*EXTRACTED ENTRIES:*
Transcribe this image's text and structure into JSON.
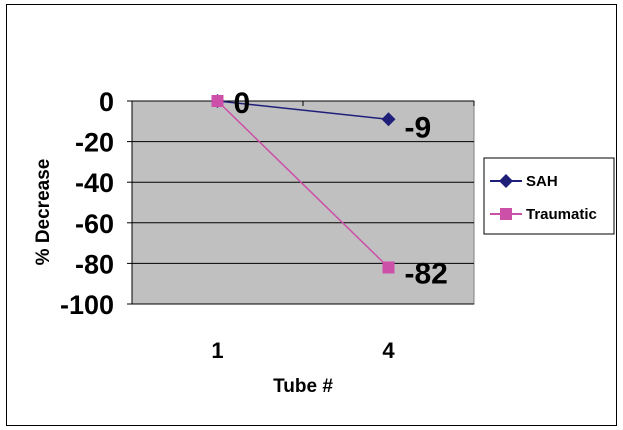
{
  "chart_data": {
    "type": "line",
    "title": "",
    "xlabel": "Tube #",
    "ylabel": "% Decrease",
    "categories": [
      "1",
      "4"
    ],
    "ylim": [
      -100,
      0
    ],
    "yticks": [
      0,
      -20,
      -40,
      -60,
      -80,
      -100
    ],
    "grid": true,
    "legend_position": "right",
    "series": [
      {
        "name": "SAH",
        "values": [
          0,
          -9
        ],
        "color": "#1f1f7a",
        "marker": "diamond",
        "data_labels": [
          "0",
          "-9"
        ]
      },
      {
        "name": "Traumatic",
        "values": [
          0,
          -82
        ],
        "color": "#cc4fa8",
        "marker": "square",
        "data_labels": [
          "",
          "-82"
        ]
      }
    ],
    "plot_background": "#c0c0c0"
  }
}
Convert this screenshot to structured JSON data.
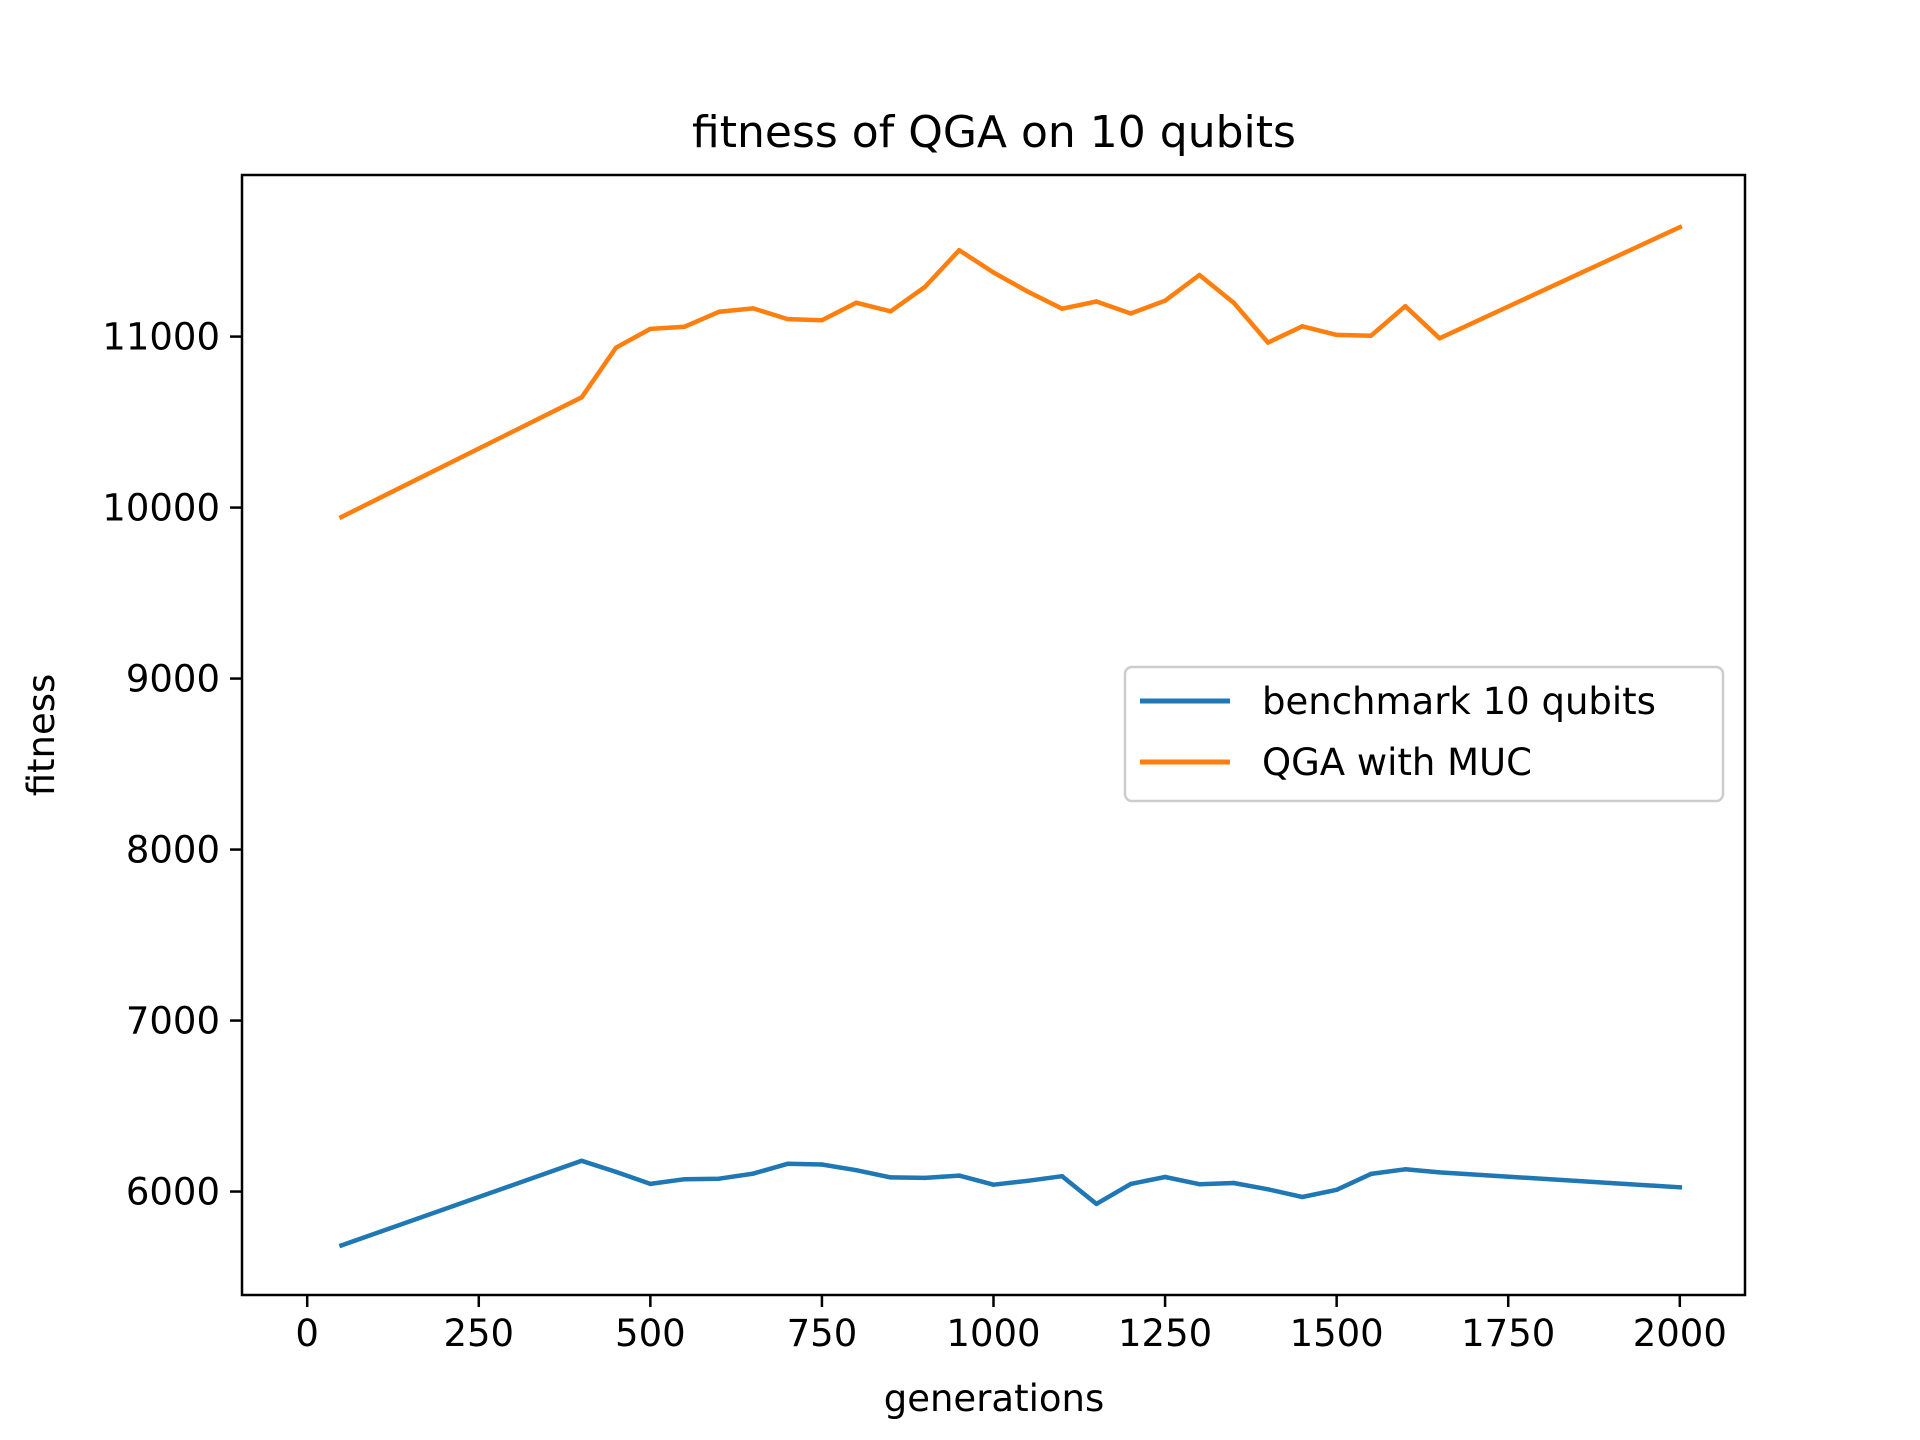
{
  "chart_data": {
    "type": "line",
    "title": "fitness of QGA on 10 qubits",
    "xlabel": "generations",
    "ylabel": "fitness",
    "xlim": [
      -95,
      2095
    ],
    "ylim": [
      5395,
      11945
    ],
    "xticks": [
      0,
      250,
      500,
      750,
      1000,
      1250,
      1500,
      1750,
      2000
    ],
    "xtick_labels": [
      "0",
      "250",
      "500",
      "750",
      "1000",
      "1250",
      "1500",
      "1750",
      "2000"
    ],
    "yticks": [
      6000,
      7000,
      8000,
      9000,
      10000,
      11000
    ],
    "ytick_labels": [
      "6000",
      "7000",
      "8000",
      "9000",
      "10000",
      "11000"
    ],
    "grid": false,
    "legend_position": "center-right",
    "series": [
      {
        "name": "benchmark 10 qubits",
        "color": "#1f77b4",
        "x": [
          50,
          400,
          450,
          500,
          550,
          600,
          650,
          700,
          750,
          800,
          850,
          900,
          950,
          1000,
          1050,
          1100,
          1150,
          1200,
          1250,
          1300,
          1350,
          1400,
          1450,
          1500,
          1550,
          1600,
          1650,
          2000
        ],
        "y": [
          5685,
          6180,
          6115,
          6045,
          6072,
          6075,
          6105,
          6162,
          6158,
          6125,
          6083,
          6080,
          6093,
          6040,
          6063,
          6090,
          5928,
          6045,
          6085,
          6043,
          6050,
          6013,
          5968,
          6010,
          6103,
          6130,
          6112,
          6025
        ]
      },
      {
        "name": "QGA with MUC",
        "color": "#ff7f0e",
        "x": [
          50,
          400,
          450,
          500,
          550,
          600,
          650,
          700,
          750,
          800,
          850,
          900,
          950,
          1000,
          1050,
          1100,
          1150,
          1200,
          1250,
          1300,
          1350,
          1400,
          1450,
          1500,
          1550,
          1600,
          1650,
          2000
        ],
        "y": [
          9945,
          10645,
          10935,
          11045,
          11058,
          11145,
          11165,
          11102,
          11095,
          11198,
          11148,
          11290,
          11505,
          11375,
          11263,
          11163,
          11205,
          11135,
          11210,
          11360,
          11198,
          10965,
          11060,
          11010,
          11005,
          11178,
          10990,
          11640
        ]
      }
    ]
  }
}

*EXERCISE BRIEF:*
Give all the lines above again, character for character, without pictures.

*ANSWER FOR THE TASK:*
Transcribe this image's text and structure into JSON.
{
  "chart_data": {
    "type": "line",
    "title": "",
    "xlabel": "Tube #",
    "ylabel": "% Decrease",
    "categories": [
      "1",
      "4"
    ],
    "ylim": [
      -100,
      0
    ],
    "yticks": [
      0,
      -20,
      -40,
      -60,
      -80,
      -100
    ],
    "grid": true,
    "legend_position": "right",
    "series": [
      {
        "name": "SAH",
        "values": [
          0,
          -9
        ],
        "color": "#1f1f7a",
        "marker": "diamond",
        "data_labels": [
          "0",
          "-9"
        ]
      },
      {
        "name": "Traumatic",
        "values": [
          0,
          -82
        ],
        "color": "#cc4fa8",
        "marker": "square",
        "data_labels": [
          "",
          "-82"
        ]
      }
    ],
    "plot_background": "#c0c0c0"
  }
}
Convert this screenshot to structured JSON data.
{
  "chart_data": {
    "type": "line",
    "title": "fitness of QGA on 10 qubits",
    "xlabel": "generations",
    "ylabel": "fitness",
    "xlim": [
      -95,
      2095
    ],
    "ylim": [
      5395,
      11945
    ],
    "xticks": [
      0,
      250,
      500,
      750,
      1000,
      1250,
      1500,
      1750,
      2000
    ],
    "xtick_labels": [
      "0",
      "250",
      "500",
      "750",
      "1000",
      "1250",
      "1500",
      "1750",
      "2000"
    ],
    "yticks": [
      6000,
      7000,
      8000,
      9000,
      10000,
      11000
    ],
    "ytick_labels": [
      "6000",
      "7000",
      "8000",
      "9000",
      "10000",
      "11000"
    ],
    "grid": false,
    "legend_position": "center-right",
    "series": [
      {
        "name": "benchmark 10 qubits",
        "color": "#1f77b4",
        "x": [
          50,
          400,
          450,
          500,
          550,
          600,
          650,
          700,
          750,
          800,
          850,
          900,
          950,
          1000,
          1050,
          1100,
          1150,
          1200,
          1250,
          1300,
          1350,
          1400,
          1450,
          1500,
          1550,
          1600,
          1650,
          2000
        ],
        "y": [
          5685,
          6180,
          6115,
          6045,
          6072,
          6075,
          6105,
          6162,
          6158,
          6125,
          6083,
          6080,
          6093,
          6040,
          6063,
          6090,
          5928,
          6045,
          6085,
          6043,
          6050,
          6013,
          5968,
          6010,
          6103,
          6130,
          6112,
          6025
        ]
      },
      {
        "name": "QGA with MUC",
        "color": "#ff7f0e",
        "x": [
          50,
          400,
          450,
          500,
          550,
          600,
          650,
          700,
          750,
          800,
          850,
          900,
          950,
          1000,
          1050,
          1100,
          1150,
          1200,
          1250,
          1300,
          1350,
          1400,
          1450,
          1500,
          1550,
          1600,
          1650,
          2000
        ],
        "y": [
          9945,
          10645,
          10935,
          11045,
          11058,
          11145,
          11165,
          11102,
          11095,
          11198,
          11148,
          11290,
          11505,
          11375,
          11263,
          11163,
          11205,
          11135,
          11210,
          11360,
          11198,
          10965,
          11060,
          11010,
          11005,
          11178,
          10990,
          11640
        ]
      }
    ]
  }
}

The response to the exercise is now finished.